▶ **Work to do**: For the entries that follow, tally the lines holding the string "JSON". Give the total and nothing else.

▶ **Data provided**:
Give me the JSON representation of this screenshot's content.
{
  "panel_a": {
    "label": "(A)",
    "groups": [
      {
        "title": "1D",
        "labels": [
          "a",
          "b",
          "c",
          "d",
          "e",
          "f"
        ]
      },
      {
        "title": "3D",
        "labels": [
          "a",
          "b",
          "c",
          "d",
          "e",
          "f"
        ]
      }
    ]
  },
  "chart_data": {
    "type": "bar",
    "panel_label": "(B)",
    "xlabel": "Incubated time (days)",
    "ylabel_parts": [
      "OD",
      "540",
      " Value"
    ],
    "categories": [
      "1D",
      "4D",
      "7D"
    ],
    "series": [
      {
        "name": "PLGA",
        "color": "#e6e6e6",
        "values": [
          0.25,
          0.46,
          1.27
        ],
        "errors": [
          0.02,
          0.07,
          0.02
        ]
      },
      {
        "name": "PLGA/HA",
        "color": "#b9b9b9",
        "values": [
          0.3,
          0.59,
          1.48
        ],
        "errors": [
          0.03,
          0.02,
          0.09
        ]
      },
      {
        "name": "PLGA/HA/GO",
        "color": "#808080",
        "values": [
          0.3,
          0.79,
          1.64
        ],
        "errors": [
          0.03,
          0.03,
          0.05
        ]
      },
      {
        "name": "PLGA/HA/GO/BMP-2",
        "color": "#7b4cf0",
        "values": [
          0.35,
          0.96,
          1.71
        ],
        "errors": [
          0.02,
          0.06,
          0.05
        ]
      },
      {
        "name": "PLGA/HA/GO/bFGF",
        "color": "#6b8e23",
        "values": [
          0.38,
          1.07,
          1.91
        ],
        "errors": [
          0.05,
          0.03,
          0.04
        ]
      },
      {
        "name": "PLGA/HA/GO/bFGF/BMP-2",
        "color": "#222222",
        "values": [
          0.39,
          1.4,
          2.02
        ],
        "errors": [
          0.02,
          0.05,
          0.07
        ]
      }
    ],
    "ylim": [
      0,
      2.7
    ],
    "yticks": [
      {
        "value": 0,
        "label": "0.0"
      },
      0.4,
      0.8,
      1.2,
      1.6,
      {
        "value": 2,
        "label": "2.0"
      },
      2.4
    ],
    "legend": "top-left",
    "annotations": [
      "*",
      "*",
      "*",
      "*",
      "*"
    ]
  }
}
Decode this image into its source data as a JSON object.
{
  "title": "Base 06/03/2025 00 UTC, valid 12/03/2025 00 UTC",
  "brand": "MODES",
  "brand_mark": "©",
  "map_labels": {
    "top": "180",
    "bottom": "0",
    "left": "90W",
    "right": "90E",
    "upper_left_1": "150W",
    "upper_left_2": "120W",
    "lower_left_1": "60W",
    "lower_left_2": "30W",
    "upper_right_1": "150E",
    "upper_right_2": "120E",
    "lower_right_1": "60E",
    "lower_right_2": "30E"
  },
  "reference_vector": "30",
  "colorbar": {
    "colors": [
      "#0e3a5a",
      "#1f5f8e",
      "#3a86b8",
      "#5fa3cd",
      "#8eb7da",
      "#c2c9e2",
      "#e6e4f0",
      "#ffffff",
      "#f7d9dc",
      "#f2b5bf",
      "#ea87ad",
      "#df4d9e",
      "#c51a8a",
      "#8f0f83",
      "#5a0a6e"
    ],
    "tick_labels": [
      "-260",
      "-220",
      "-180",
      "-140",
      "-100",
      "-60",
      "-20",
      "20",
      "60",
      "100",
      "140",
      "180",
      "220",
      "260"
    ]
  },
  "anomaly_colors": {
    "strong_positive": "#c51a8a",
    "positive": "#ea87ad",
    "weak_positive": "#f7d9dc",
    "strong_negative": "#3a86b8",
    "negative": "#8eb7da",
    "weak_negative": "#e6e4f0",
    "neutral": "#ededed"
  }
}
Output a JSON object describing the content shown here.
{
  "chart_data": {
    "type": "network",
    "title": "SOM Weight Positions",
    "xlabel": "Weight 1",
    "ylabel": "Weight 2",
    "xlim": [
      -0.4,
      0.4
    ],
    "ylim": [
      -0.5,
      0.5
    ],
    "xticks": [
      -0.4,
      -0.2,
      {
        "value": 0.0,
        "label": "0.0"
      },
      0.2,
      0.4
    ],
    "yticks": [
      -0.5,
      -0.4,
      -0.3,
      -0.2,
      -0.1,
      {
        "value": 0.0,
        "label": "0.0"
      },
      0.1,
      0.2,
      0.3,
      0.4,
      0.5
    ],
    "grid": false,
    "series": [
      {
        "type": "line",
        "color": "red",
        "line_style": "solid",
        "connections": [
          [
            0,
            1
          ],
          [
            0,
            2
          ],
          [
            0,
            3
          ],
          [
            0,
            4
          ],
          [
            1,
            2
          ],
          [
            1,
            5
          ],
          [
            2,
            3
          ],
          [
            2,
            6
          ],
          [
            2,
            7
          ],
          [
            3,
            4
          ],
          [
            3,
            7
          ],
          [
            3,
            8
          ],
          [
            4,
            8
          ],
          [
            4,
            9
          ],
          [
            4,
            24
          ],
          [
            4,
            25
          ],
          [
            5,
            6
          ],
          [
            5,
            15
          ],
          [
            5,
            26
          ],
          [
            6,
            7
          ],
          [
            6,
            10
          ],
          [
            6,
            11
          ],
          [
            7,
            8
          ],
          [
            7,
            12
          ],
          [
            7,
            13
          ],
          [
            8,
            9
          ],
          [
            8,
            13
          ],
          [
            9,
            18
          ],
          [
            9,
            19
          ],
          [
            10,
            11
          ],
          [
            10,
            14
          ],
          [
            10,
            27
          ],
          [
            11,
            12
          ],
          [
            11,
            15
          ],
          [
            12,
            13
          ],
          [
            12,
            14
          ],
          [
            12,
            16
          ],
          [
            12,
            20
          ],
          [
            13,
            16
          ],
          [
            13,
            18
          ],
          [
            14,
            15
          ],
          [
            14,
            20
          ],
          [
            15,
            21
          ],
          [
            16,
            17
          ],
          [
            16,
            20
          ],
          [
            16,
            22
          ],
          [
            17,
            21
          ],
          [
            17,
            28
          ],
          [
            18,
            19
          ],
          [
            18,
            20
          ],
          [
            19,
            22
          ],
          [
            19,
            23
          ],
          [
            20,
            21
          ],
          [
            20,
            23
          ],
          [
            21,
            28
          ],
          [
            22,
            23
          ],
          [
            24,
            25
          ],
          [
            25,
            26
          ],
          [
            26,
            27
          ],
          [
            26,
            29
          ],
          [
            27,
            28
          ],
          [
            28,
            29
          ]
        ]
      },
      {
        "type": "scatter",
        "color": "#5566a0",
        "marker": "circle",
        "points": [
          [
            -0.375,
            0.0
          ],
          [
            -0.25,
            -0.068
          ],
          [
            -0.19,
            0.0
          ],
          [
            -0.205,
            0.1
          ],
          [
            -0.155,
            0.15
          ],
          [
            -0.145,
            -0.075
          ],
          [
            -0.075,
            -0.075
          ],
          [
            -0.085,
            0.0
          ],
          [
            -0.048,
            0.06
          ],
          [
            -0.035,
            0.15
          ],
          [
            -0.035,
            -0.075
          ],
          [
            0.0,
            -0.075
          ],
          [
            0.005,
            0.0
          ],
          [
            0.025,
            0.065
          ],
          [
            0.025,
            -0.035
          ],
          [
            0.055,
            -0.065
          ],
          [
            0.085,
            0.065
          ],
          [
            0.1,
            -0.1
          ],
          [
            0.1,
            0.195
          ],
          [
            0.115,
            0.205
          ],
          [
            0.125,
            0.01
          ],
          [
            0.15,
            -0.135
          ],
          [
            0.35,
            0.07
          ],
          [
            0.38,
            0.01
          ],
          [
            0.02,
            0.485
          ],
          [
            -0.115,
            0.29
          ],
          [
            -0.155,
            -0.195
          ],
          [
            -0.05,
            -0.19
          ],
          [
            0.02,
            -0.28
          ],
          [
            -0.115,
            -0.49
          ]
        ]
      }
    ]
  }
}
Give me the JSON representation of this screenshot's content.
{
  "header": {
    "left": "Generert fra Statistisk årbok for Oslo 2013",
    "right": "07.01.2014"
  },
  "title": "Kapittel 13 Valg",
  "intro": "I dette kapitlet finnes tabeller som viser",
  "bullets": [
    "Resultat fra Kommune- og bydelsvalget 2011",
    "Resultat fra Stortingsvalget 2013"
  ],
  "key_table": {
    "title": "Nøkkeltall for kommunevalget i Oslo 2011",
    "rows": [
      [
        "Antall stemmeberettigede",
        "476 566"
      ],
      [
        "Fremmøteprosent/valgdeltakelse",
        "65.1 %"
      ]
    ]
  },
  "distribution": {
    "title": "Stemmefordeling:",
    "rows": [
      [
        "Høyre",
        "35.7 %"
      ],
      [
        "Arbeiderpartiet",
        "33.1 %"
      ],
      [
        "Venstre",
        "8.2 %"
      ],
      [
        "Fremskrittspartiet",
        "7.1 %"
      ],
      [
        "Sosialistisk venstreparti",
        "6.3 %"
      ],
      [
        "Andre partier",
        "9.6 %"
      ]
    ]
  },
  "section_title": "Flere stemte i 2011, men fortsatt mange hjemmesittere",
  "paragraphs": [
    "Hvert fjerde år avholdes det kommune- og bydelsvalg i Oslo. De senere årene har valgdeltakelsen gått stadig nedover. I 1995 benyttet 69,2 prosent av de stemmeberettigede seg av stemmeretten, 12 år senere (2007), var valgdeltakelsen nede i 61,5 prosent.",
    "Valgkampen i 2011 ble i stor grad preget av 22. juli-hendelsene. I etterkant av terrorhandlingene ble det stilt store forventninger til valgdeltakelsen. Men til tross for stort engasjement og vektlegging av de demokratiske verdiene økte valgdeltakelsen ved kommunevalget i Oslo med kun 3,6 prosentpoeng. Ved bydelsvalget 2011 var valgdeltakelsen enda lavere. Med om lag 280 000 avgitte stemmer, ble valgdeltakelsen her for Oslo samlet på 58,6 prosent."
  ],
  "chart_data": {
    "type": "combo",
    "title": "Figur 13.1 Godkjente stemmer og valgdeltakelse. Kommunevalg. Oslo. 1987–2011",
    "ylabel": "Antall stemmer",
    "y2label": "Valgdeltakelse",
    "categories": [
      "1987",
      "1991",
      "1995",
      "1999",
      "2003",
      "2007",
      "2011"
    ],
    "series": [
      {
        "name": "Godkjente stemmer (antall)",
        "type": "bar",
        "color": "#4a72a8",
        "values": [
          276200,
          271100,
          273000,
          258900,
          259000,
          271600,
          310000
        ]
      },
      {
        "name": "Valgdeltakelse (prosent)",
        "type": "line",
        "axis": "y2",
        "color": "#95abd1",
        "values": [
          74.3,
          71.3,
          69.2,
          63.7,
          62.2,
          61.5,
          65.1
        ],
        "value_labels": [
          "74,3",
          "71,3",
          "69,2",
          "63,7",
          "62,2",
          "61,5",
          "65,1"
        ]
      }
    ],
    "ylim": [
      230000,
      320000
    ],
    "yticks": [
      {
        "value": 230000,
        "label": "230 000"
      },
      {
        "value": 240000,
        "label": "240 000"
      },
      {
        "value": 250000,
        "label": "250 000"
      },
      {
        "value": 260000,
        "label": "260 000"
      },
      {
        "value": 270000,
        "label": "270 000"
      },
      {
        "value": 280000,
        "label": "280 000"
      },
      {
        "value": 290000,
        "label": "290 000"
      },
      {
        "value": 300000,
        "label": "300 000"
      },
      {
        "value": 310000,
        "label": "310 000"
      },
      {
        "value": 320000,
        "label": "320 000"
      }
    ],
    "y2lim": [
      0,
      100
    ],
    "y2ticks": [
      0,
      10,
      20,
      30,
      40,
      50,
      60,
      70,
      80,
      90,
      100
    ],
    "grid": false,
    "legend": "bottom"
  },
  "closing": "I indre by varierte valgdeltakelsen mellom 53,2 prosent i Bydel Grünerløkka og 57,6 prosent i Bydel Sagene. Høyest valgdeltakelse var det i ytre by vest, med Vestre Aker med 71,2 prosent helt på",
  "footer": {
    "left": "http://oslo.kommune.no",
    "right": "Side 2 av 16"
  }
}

▶ **The solution**: 4